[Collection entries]

— begin —

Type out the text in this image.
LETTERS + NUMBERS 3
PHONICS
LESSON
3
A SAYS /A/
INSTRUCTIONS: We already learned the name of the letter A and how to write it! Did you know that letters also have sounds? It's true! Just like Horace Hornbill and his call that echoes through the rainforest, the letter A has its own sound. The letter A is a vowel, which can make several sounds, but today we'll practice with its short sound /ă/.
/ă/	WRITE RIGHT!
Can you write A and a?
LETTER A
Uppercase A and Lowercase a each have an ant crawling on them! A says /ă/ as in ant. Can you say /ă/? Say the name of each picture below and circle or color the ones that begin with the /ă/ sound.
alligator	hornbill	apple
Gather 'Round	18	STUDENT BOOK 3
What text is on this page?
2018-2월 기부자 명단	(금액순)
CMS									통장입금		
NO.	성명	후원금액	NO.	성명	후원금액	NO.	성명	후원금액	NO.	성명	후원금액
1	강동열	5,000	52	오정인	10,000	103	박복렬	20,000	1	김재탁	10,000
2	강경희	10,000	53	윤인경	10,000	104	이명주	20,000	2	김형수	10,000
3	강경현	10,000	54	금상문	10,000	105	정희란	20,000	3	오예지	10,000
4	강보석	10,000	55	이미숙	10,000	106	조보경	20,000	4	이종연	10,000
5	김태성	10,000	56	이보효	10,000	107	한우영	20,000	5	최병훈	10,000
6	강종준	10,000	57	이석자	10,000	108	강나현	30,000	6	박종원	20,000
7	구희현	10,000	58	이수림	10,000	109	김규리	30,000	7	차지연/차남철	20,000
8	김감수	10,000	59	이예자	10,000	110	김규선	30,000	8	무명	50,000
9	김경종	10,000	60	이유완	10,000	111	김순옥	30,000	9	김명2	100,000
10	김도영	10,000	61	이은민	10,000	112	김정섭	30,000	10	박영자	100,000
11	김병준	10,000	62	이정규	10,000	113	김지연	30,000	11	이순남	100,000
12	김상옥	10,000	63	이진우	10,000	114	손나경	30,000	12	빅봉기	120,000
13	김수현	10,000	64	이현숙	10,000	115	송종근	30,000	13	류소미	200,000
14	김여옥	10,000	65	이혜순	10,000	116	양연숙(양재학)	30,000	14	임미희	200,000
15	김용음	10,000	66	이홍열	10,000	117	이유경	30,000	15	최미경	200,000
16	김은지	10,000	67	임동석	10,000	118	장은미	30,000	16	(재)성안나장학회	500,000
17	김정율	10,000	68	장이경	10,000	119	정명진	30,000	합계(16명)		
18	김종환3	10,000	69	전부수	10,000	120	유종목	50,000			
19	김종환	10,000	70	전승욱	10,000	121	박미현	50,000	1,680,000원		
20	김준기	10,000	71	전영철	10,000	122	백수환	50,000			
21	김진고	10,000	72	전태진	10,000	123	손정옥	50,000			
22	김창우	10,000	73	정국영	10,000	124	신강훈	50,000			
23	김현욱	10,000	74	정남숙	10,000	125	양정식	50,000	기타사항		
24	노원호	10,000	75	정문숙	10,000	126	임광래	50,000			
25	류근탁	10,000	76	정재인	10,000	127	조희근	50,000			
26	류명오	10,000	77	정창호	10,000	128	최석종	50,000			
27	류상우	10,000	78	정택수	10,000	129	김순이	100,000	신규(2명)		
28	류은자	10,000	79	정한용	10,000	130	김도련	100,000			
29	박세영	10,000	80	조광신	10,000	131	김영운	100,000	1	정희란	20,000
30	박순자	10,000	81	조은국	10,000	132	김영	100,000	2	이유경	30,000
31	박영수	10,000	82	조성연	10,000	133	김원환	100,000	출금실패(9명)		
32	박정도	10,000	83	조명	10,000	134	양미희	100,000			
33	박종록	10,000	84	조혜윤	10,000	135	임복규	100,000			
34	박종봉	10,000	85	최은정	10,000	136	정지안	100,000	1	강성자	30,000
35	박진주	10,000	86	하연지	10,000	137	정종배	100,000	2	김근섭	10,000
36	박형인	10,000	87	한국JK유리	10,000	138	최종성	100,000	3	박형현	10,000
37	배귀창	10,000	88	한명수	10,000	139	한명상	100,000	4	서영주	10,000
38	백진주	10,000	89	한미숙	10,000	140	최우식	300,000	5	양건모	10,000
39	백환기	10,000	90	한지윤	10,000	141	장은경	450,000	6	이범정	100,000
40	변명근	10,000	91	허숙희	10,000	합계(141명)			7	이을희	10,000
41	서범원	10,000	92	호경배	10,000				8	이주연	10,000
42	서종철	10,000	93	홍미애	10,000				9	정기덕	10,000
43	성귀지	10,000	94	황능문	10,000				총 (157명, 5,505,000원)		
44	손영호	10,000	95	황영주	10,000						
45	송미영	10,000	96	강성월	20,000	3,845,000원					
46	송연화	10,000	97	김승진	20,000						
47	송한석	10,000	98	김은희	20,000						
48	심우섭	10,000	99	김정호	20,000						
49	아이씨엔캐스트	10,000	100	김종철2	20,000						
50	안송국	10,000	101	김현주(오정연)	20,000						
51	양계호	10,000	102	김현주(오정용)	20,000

— end —

| What is required |
Pick out every line above that contains the word "text" and copy it.

| Solution |
Type out the text in this image.
What text is on this page?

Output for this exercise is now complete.